RECORD EXTRACTS –
- - -
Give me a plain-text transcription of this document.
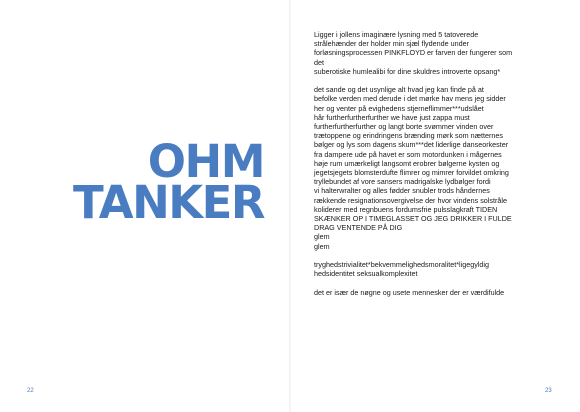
OHM
TANKER
Ligger i jollens imaginære lysning med 5 tatoverede
strålehænder der holder min sjæl flydende under
forløsningsprocessen PINKFLOYD er farven der fungerer som
det
suberotiske humlealibi for dine skuldres introverte opsang*
det sande og det usynlige alt hvad jeg kan finde på at
befolke verden med derude i det mørke hav mens jeg sidder
her og venter på evighedens stjerneflimmer***udslået
hår furtherfurtherfurther we have just zappa must
furtherfurtherfurther og langt borte svømmer vinden over
trætoppene og erindringens brænding mørk som nætternes
bølger og lys som dagens skum***det liderlige danseorkester
fra dampere ude på havet er som motordunken i mågernes
høje rum umærkeligt langsomt erobrer bølgerne kysten og
jegetsjegets blomsterdufte flimrer og mimrer forvildet omkring
tryllebundet af vore sansers madrigalske lydbølger fordi
vi halterwralter og alles fødder snubler trods håndernes
rækkende resignationsovergivelse der hvor vindens solstråle
koliderer med regnbuens fordumsfrie pulsslagkraft TIDEN
SKÆNKER OP I TIMEGLASSET OG JEG DRIKKER I FULDE
DRAG VENTENDE PÅ DIG
glem
glem
tryghedstrivialitet*bekvemmelighedsmoralitet*ligegyldig
hedsidentitet seksualkomplexitet
det er især de nøgne og usete mennesker der er værdifulde
22	23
- - -
WHAT TO DO – Report only a number: how many lines in the material above contain the string "furtherfurtherfurther".

FINAL ANSWER – 2